Each entry that follows must be output without any deviation.

━━━ Dataset rows ━━━

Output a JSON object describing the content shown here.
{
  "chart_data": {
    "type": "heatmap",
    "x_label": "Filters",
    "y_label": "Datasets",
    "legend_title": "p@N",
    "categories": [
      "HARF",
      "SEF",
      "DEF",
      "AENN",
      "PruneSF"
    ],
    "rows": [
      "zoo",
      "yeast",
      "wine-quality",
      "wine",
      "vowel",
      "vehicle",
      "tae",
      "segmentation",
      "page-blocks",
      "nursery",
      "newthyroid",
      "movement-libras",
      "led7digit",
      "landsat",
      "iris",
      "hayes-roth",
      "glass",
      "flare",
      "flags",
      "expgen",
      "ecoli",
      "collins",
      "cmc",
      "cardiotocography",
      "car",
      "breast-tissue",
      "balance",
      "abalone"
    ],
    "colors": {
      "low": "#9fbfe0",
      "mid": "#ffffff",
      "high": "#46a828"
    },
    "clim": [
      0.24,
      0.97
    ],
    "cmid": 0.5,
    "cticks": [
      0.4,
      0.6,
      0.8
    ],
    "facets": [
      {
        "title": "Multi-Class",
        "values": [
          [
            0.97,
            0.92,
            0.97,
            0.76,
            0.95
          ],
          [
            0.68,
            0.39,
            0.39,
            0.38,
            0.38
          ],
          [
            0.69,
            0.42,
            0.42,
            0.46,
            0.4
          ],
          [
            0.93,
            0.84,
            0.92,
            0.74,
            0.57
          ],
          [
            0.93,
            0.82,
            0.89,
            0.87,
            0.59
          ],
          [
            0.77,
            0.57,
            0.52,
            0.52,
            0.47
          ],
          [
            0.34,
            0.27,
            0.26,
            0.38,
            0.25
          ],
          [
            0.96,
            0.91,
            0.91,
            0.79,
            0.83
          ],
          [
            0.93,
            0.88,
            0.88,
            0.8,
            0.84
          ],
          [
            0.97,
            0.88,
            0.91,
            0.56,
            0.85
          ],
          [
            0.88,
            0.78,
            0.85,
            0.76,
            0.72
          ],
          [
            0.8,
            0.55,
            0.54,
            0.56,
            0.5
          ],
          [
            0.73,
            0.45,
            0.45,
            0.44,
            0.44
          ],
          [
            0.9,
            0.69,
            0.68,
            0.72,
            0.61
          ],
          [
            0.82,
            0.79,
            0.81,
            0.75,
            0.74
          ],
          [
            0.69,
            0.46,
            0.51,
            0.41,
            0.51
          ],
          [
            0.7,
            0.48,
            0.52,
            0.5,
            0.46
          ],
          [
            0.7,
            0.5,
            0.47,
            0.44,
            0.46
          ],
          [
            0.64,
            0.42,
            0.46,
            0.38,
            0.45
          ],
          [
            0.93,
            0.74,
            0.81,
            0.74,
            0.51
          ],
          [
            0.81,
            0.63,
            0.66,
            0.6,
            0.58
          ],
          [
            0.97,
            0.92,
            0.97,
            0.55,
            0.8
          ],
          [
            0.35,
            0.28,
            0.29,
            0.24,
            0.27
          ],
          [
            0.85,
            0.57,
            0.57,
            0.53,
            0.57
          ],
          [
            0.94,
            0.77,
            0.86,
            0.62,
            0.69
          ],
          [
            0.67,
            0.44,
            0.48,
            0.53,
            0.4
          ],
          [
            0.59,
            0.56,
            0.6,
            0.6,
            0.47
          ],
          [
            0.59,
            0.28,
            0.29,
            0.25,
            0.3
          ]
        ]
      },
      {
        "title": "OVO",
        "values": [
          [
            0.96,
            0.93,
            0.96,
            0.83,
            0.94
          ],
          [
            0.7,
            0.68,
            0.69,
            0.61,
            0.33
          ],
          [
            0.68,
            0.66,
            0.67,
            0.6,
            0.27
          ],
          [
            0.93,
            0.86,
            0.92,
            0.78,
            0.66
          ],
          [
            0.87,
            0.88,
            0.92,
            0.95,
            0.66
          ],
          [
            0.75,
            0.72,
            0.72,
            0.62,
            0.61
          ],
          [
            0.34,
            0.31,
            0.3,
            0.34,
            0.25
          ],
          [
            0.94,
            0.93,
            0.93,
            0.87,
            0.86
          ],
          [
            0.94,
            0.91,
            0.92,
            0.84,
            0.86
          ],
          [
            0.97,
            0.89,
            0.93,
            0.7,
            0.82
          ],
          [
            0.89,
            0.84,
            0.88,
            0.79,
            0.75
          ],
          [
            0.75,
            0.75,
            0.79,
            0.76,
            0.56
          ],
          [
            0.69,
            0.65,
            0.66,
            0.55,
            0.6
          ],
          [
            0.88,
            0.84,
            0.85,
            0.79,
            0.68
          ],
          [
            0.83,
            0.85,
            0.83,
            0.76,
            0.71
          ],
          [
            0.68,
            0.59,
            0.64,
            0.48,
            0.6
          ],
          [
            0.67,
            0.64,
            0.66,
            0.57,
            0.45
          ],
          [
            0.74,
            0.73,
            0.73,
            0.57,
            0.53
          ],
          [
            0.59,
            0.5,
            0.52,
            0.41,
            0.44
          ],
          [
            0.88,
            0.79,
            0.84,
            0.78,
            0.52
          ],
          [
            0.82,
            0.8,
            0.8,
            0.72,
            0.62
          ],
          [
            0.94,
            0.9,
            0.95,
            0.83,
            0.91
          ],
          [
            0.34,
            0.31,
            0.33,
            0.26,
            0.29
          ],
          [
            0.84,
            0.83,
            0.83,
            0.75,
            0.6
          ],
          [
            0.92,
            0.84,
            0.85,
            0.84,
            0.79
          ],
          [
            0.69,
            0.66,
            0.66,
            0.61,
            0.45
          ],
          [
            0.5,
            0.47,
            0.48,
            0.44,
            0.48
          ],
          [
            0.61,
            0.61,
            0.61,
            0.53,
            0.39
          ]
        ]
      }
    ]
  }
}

━━━

Result
Output a JSON object describing the content shown here.
{
  "chart_data": {
    "type": "heatmap",
    "x_label": "Filters",
    "y_label": "Datasets",
    "legend_title": "p@N",
    "categories": [
      "HARF",
      "SEF",
      "DEF",
      "AENN",
      "PruneSF"
    ],
    "rows": [
      "zoo",
      "yeast",
      "wine-quality",
      "wine",
      "vowel",
      "vehicle",
      "tae",
      "segmentation",
      "page-blocks",
      "nursery",
      "newthyroid",
      "movement-libras",
      "led7digit",
      "landsat",
      "iris",
      "hayes-roth",
      "glass",
      "flare",
      "flags",
      "expgen",
      "ecoli",
      "collins",
      "cmc",
      "cardiotocography",
      "car",
      "breast-tissue",
      "balance",
      "abalone"
    ],
    "colors": {
      "low": "#9fbfe0",
      "mid": "#ffffff",
      "high": "#46a828"
    },
    "clim": [
      0.24,
      0.97
    ],
    "cmid": 0.5,
    "cticks": [
      0.4,
      0.6,
      0.8
    ],
    "facets": [
      {
        "title": "Multi-Class",
        "values": [
          [
            0.97,
            0.92,
            0.97,
            0.76,
            0.95
          ],
          [
            0.68,
            0.39,
            0.39,
            0.38,
            0.38
          ],
          [
            0.69,
            0.42,
            0.42,
            0.46,
            0.4
          ],
          [
            0.93,
            0.84,
            0.92,
            0.74,
            0.57
          ],
          [
            0.93,
            0.82,
            0.89,
            0.87,
            0.59
          ],
          [
            0.77,
            0.57,
            0.52,
            0.52,
            0.47
          ],
          [
            0.34,
            0.27,
            0.26,
            0.38,
            0.25
          ],
          [
            0.96,
            0.91,
            0.91,
            0.79,
            0.83
          ],
          [
            0.93,
            0.88,
            0.88,
            0.8,
            0.84
          ],
          [
            0.97,
            0.88,
            0.91,
            0.56,
            0.85
          ],
          [
            0.88,
            0.78,
            0.85,
            0.76,
            0.72
          ],
          [
            0.8,
            0.55,
            0.54,
            0.56,
            0.5
          ],
          [
            0.73,
            0.45,
            0.45,
            0.44,
            0.44
          ],
          [
            0.9,
            0.69,
            0.68,
            0.72,
            0.61
          ],
          [
            0.82,
            0.79,
            0.81,
            0.75,
            0.74
          ],
          [
            0.69,
            0.46,
            0.51,
            0.41,
            0.51
          ],
          [
            0.7,
            0.48,
            0.52,
            0.5,
            0.46
          ],
          [
            0.7,
            0.5,
            0.47,
            0.44,
            0.46
          ],
          [
            0.64,
            0.42,
            0.46,
            0.38,
            0.45
          ],
          [
            0.93,
            0.74,
            0.81,
            0.74,
            0.51
          ],
          [
            0.81,
            0.63,
            0.66,
            0.6,
            0.58
          ],
          [
            0.97,
            0.92,
            0.97,
            0.55,
            0.8
          ],
          [
            0.35,
            0.28,
            0.29,
            0.24,
            0.27
          ],
          [
            0.85,
            0.57,
            0.57,
            0.53,
            0.57
          ],
          [
            0.94,
            0.77,
            0.86,
            0.62,
            0.69
          ],
          [
            0.67,
            0.44,
            0.48,
            0.53,
            0.4
          ],
          [
            0.59,
            0.56,
            0.6,
            0.6,
            0.47
          ],
          [
            0.59,
            0.28,
            0.29,
            0.25,
            0.3
          ]
        ]
      },
      {
        "title": "OVO",
        "values": [
          [
            0.96,
            0.93,
            0.96,
            0.83,
            0.94
          ],
          [
            0.7,
            0.68,
            0.69,
            0.61,
            0.33
          ],
          [
            0.68,
            0.66,
            0.67,
            0.6,
            0.27
          ],
          [
            0.93,
            0.86,
            0.92,
            0.78,
            0.66
          ],
          [
            0.87,
            0.88,
            0.92,
            0.95,
            0.66
          ],
          [
            0.75,
            0.72,
            0.72,
            0.62,
            0.61
          ],
          [
            0.34,
            0.31,
            0.3,
            0.34,
            0.25
          ],
          [
            0.94,
            0.93,
            0.93,
            0.87,
            0.86
          ],
          [
            0.94,
            0.91,
            0.92,
            0.84,
            0.86
          ],
          [
            0.97,
            0.89,
            0.93,
            0.7,
            0.82
          ],
          [
            0.89,
            0.84,
            0.88,
            0.79,
            0.75
          ],
          [
            0.75,
            0.75,
            0.79,
            0.76,
            0.56
          ],
          [
            0.69,
            0.65,
            0.66,
            0.55,
            0.6
          ],
          [
            0.88,
            0.84,
            0.85,
            0.79,
            0.68
          ],
          [
            0.83,
            0.85,
            0.83,
            0.76,
            0.71
          ],
          [
            0.68,
            0.59,
            0.64,
            0.48,
            0.6
          ],
          [
            0.67,
            0.64,
            0.66,
            0.57,
            0.45
          ],
          [
            0.74,
            0.73,
            0.73,
            0.57,
            0.53
          ],
          [
            0.59,
            0.5,
            0.52,
            0.41,
            0.44
          ],
          [
            0.88,
            0.79,
            0.84,
            0.78,
            0.52
          ],
          [
            0.82,
            0.8,
            0.8,
            0.72,
            0.62
          ],
          [
            0.94,
            0.9,
            0.95,
            0.83,
            0.91
          ],
          [
            0.34,
            0.31,
            0.33,
            0.26,
            0.29
          ],
          [
            0.84,
            0.83,
            0.83,
            0.75,
            0.6
          ],
          [
            0.92,
            0.84,
            0.85,
            0.84,
            0.79
          ],
          [
            0.69,
            0.66,
            0.66,
            0.61,
            0.45
          ],
          [
            0.5,
            0.47,
            0.48,
            0.44,
            0.48
          ],
          [
            0.61,
            0.61,
            0.61,
            0.53,
            0.39
          ]
        ]
      }
    ]
  }
}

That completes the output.